■ ROWS ■
***

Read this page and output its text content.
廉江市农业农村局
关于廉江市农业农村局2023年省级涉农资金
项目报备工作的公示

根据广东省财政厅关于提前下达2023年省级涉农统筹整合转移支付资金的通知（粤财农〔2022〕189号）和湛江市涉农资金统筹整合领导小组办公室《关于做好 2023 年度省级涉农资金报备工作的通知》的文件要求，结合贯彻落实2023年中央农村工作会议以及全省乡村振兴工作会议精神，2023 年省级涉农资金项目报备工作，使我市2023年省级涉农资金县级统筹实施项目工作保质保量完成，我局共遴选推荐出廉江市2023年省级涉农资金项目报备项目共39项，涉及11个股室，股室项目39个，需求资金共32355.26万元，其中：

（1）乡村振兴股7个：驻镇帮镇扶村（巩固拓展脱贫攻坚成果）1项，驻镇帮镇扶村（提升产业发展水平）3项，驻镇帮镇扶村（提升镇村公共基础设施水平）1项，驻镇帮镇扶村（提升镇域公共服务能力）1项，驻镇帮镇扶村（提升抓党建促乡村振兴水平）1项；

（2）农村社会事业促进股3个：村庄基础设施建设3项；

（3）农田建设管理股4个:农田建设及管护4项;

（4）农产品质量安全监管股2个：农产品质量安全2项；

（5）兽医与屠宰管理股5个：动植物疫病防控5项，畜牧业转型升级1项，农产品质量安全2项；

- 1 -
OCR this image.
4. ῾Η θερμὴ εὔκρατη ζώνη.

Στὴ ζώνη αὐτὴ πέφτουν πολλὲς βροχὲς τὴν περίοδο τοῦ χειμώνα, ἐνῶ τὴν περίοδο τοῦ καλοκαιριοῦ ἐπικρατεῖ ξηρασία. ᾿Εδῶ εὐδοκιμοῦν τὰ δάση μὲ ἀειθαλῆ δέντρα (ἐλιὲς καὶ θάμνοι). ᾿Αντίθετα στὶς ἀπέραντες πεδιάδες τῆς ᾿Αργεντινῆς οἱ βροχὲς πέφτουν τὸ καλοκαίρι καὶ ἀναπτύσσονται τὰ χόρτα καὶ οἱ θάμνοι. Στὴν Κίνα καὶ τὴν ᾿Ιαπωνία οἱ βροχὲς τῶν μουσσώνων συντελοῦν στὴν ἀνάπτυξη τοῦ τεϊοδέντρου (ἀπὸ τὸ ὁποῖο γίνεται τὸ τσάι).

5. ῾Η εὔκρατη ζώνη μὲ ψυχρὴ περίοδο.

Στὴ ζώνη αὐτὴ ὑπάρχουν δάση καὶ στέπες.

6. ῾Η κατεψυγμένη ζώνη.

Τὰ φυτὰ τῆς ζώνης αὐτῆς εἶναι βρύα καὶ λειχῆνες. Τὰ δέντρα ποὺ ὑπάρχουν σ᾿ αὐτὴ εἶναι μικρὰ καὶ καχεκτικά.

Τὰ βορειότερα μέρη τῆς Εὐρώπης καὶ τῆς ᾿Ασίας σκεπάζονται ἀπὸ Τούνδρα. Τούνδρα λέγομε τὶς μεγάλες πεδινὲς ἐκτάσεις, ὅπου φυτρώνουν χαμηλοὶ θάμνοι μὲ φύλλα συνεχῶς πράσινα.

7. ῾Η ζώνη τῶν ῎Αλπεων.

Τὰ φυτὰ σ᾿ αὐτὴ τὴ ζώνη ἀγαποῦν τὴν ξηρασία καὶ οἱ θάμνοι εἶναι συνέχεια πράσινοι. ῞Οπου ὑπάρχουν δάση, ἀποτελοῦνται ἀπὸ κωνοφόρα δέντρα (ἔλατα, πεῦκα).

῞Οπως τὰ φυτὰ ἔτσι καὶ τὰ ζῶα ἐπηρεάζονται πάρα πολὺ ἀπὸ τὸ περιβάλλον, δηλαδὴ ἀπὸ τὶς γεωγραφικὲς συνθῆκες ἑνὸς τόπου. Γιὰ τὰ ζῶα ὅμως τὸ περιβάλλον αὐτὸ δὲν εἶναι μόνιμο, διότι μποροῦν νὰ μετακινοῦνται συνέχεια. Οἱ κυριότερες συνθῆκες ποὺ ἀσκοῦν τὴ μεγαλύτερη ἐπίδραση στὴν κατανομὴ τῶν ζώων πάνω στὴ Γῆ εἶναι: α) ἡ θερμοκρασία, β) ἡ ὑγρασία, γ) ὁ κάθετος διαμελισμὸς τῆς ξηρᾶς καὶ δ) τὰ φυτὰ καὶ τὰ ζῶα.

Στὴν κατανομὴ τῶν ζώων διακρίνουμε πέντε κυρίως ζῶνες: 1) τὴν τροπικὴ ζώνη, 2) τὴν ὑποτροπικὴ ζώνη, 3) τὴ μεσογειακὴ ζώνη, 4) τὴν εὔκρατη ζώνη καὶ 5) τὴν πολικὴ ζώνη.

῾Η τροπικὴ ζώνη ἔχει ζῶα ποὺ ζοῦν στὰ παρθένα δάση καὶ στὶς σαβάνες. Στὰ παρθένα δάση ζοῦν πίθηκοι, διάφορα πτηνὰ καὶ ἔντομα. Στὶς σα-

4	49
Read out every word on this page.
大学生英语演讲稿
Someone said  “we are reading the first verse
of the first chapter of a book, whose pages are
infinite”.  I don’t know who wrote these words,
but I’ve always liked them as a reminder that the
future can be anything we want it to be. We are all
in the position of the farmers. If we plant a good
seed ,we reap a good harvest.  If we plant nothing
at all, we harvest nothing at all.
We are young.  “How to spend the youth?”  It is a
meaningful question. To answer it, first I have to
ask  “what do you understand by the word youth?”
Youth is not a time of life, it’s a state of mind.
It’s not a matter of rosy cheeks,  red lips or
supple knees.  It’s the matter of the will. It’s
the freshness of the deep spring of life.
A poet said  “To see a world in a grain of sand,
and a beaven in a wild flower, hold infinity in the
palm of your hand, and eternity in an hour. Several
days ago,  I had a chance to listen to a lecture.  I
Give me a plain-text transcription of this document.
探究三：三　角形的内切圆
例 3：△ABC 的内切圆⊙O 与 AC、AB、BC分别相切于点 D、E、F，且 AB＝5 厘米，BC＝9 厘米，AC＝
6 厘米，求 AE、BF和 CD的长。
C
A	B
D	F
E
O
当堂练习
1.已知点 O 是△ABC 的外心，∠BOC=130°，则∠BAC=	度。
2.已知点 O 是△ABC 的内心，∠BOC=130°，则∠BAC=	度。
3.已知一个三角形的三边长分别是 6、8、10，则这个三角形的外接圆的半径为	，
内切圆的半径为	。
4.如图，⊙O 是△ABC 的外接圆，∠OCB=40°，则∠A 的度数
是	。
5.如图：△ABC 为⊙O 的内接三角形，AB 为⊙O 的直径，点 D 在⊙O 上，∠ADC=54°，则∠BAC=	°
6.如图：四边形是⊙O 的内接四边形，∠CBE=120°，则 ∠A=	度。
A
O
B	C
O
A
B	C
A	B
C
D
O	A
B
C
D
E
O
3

***

■ GIVEN INSTRUCTION ■
Your task is to repeat every line exactly.

■ RESPONSE TO THIS EXERCISE ■
Read this page and output its text content.
廉江市农业农村局
关于廉江市农业农村局2023年省级涉农资金
项目报备工作的公示

根据广东省财政厅关于提前下达2023年省级涉农统筹整合转移支付资金的通知（粤财农〔2022〕189号）和湛江市涉农资金统筹整合领导小组办公室《关于做好 2023 年度省级涉农资金报备工作的通知》的文件要求，结合贯彻落实2023年中央农村工作会议以及全省乡村振兴工作会议精神，2023 年省级涉农资金项目报备工作，使我市2023年省级涉农资金县级统筹实施项目工作保质保量完成，我局共遴选推荐出廉江市2023年省级涉农资金项目报备项目共39项，涉及11个股室，股室项目39个，需求资金共32355.26万元，其中：

（1）乡村振兴股7个：驻镇帮镇扶村（巩固拓展脱贫攻坚成果）1项，驻镇帮镇扶村（提升产业发展水平）3项，驻镇帮镇扶村（提升镇村公共基础设施水平）1项，驻镇帮镇扶村（提升镇域公共服务能力）1项，驻镇帮镇扶村（提升抓党建促乡村振兴水平）1项；

（2）农村社会事业促进股3个：村庄基础设施建设3项；

（3）农田建设管理股4个:农田建设及管护4项;

（4）农产品质量安全监管股2个：农产品质量安全2项；

（5）兽医与屠宰管理股5个：动植物疫病防控5项，畜牧业转型升级1项，农产品质量安全2项；

- 1 -
OCR this image.
4. ῾Η θερμὴ εὔκρατη ζώνη.

Στὴ ζώνη αὐτὴ πέφτουν πολλὲς βροχὲς τὴν περίοδο τοῦ χειμώνα, ἐνῶ τὴν περίοδο τοῦ καλοκαιριοῦ ἐπικρατεῖ ξηρασία. ᾿Εδῶ εὐδοκιμοῦν τὰ δάση μὲ ἀειθαλῆ δέντρα (ἐλιὲς καὶ θάμνοι). ᾿Αντίθετα στὶς ἀπέραντες πεδιάδες τῆς ᾿Αργεντινῆς οἱ βροχὲς πέφτουν τὸ καλοκαίρι καὶ ἀναπτύσσονται τὰ χόρτα καὶ οἱ θάμνοι. Στὴν Κίνα καὶ τὴν ᾿Ιαπωνία οἱ βροχὲς τῶν μουσσώνων συντελοῦν στὴν ἀνάπτυξη τοῦ τεϊοδέντρου (ἀπὸ τὸ ὁποῖο γίνεται τὸ τσάι).

5. ῾Η εὔκρατη ζώνη μὲ ψυχρὴ περίοδο.

Στὴ ζώνη αὐτὴ ὑπάρχουν δάση καὶ στέπες.

6. ῾Η κατεψυγμένη ζώνη.

Τὰ φυτὰ τῆς ζώνης αὐτῆς εἶναι βρύα καὶ λειχῆνες. Τὰ δέντρα ποὺ ὑπάρχουν σ᾿ αὐτὴ εἶναι μικρὰ καὶ καχεκτικά.

Τὰ βορειότερα μέρη τῆς Εὐρώπης καὶ τῆς ᾿Ασίας σκεπάζονται ἀπὸ Τούνδρα. Τούνδρα λέγομε τὶς μεγάλες πεδινὲς ἐκτάσεις, ὅπου φυτρώνουν χαμηλοὶ θάμνοι μὲ φύλλα συνεχῶς πράσινα.

7. ῾Η ζώνη τῶν ῎Αλπεων.

Τὰ φυτὰ σ᾿ αὐτὴ τὴ ζώνη ἀγαποῦν τὴν ξηρασία καὶ οἱ θάμνοι εἶναι συνέχεια πράσινοι. ῞Οπου ὑπάρχουν δάση, ἀποτελοῦνται ἀπὸ κωνοφόρα δέντρα (ἔλατα, πεῦκα).

῞Οπως τὰ φυτὰ ἔτσι καὶ τὰ ζῶα ἐπηρεάζονται πάρα πολὺ ἀπὸ τὸ περιβάλλον, δηλαδὴ ἀπὸ τὶς γεωγραφικὲς συνθῆκες ἑνὸς τόπου. Γιὰ τὰ ζῶα ὅμως τὸ περιβάλλον αὐτὸ δὲν εἶναι μόνιμο, διότι μποροῦν νὰ μετακινοῦνται συνέχεια. Οἱ κυριότερες συνθῆκες ποὺ ἀσκοῦν τὴ μεγαλύτερη ἐπίδραση στὴν κατανομὴ τῶν ζώων πάνω στὴ Γῆ εἶναι: α) ἡ θερμοκρασία, β) ἡ ὑγρασία, γ) ὁ κάθετος διαμελισμὸς τῆς ξηρᾶς καὶ δ) τὰ φυτὰ καὶ τὰ ζῶα.

Στὴν κατανομὴ τῶν ζώων διακρίνουμε πέντε κυρίως ζῶνες: 1) τὴν τροπικὴ ζώνη, 2) τὴν ὑποτροπικὴ ζώνη, 3) τὴ μεσογειακὴ ζώνη, 4) τὴν εὔκρατη ζώνη καὶ 5) τὴν πολικὴ ζώνη.

῾Η τροπικὴ ζώνη ἔχει ζῶα ποὺ ζοῦν στὰ παρθένα δάση καὶ στὶς σαβάνες. Στὰ παρθένα δάση ζοῦν πίθηκοι, διάφορα πτηνὰ καὶ ἔντομα. Στὶς σα-

4	49
Read out every word on this page.
大学生英语演讲稿
Someone said  “we are reading the first verse
of the first chapter of a book, whose pages are
infinite”.  I don’t know who wrote these words,
but I’ve always liked them as a reminder that the
future can be anything we want it to be. We are all
in the position of the farmers. If we plant a good
seed ,we reap a good harvest.  If we plant nothing
at all, we harvest nothing at all.
We are young.  “How to spend the youth?”  It is a
meaningful question. To answer it, first I have to
ask  “what do you understand by the word youth?”
Youth is not a time of life, it’s a state of mind.
It’s not a matter of rosy cheeks,  red lips or
supple knees.  It’s the matter of the will. It’s
the freshness of the deep spring of life.
A poet said  “To see a world in a grain of sand,
and a beaven in a wild flower, hold infinity in the
palm of your hand, and eternity in an hour. Several
days ago,  I had a chance to listen to a lecture.  I
Give me a plain-text transcription of this document.
探究三：三　角形的内切圆
例 3：△ABC 的内切圆⊙O 与 AC、AB、BC分别相切于点 D、E、F，且 AB＝5 厘米，BC＝9 厘米，AC＝
6 厘米，求 AE、BF和 CD的长。
C
A	B
D	F
E
O
当堂练习
1.已知点 O 是△ABC 的外心，∠BOC=130°，则∠BAC=	度。
2.已知点 O 是△ABC 的内心，∠BOC=130°，则∠BAC=	度。
3.已知一个三角形的三边长分别是 6、8、10，则这个三角形的外接圆的半径为	，
内切圆的半径为	。
4.如图，⊙O 是△ABC 的外接圆，∠OCB=40°，则∠A 的度数
是	。
5.如图：△ABC 为⊙O 的内接三角形，AB 为⊙O 的直径，点 D 在⊙O 上，∠ADC=54°，则∠BAC=	°
6.如图：四边形是⊙O 的内接四边形，∠CBE=120°，则 ∠A=	度。
A
O
B	C
O
A
B	C
A	B
C
D
O	A
B
C
D
E
O
3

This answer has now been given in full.